MATERIAL TO PROCESS

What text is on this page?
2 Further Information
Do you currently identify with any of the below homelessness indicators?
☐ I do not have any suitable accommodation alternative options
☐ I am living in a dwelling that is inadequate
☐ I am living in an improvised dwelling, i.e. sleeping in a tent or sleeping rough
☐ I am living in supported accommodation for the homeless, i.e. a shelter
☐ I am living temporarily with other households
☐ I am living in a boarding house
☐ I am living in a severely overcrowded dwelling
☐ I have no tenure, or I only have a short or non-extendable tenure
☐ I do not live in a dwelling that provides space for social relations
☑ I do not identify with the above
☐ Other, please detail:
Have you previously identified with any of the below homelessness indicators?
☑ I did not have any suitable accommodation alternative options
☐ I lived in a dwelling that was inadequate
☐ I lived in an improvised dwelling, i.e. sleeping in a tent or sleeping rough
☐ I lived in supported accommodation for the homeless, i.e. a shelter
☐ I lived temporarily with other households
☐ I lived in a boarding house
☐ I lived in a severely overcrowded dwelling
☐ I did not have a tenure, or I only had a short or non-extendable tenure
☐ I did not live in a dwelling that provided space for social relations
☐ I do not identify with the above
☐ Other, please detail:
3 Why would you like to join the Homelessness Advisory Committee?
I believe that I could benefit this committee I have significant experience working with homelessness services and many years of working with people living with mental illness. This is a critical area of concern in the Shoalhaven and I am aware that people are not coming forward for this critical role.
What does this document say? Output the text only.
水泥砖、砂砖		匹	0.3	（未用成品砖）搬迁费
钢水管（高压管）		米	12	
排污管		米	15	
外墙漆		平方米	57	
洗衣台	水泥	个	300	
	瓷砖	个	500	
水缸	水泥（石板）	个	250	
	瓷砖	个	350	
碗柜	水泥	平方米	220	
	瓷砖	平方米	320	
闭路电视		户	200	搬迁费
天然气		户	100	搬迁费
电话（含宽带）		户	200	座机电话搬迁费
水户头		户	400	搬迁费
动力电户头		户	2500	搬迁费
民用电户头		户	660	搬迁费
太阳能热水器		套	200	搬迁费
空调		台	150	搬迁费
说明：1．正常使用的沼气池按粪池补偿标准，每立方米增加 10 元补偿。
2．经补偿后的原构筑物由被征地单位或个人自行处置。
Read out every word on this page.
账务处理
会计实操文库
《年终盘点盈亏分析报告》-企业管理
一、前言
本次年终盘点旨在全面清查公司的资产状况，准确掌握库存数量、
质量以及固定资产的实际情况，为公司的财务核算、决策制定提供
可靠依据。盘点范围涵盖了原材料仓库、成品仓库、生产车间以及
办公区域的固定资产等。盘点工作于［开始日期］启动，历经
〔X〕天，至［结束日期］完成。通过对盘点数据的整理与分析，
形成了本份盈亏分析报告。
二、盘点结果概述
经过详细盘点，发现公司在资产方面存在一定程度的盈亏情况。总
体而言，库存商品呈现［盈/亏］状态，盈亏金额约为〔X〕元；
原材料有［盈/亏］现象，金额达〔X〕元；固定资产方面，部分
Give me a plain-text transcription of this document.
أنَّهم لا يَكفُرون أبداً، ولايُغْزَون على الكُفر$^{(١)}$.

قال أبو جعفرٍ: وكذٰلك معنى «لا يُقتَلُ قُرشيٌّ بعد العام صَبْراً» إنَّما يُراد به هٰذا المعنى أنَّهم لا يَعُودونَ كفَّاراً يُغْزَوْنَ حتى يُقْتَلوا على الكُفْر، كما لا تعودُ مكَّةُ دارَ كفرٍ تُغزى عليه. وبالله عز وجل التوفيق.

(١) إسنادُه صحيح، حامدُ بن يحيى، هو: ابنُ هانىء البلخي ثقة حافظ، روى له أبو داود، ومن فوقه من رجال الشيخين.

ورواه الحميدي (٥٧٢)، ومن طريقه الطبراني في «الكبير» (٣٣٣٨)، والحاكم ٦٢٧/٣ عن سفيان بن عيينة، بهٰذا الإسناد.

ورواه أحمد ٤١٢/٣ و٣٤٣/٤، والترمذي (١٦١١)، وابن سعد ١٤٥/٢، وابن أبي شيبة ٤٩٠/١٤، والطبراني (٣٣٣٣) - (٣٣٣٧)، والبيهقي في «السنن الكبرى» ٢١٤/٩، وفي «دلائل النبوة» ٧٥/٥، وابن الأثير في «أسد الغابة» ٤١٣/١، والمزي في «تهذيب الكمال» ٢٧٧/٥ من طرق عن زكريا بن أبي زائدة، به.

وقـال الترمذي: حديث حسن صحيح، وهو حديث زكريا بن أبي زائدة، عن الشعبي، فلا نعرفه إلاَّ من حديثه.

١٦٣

WRITTEN INSTRUCTION
Identify the lines in the entries above that contain "supported", then copy them out.

PROBLEM SOLUTION
☐ I am living in supported accommodation for the homeless, i.e. a shelter
☐ I lived in supported accommodation for the homeless, i.e. a shelter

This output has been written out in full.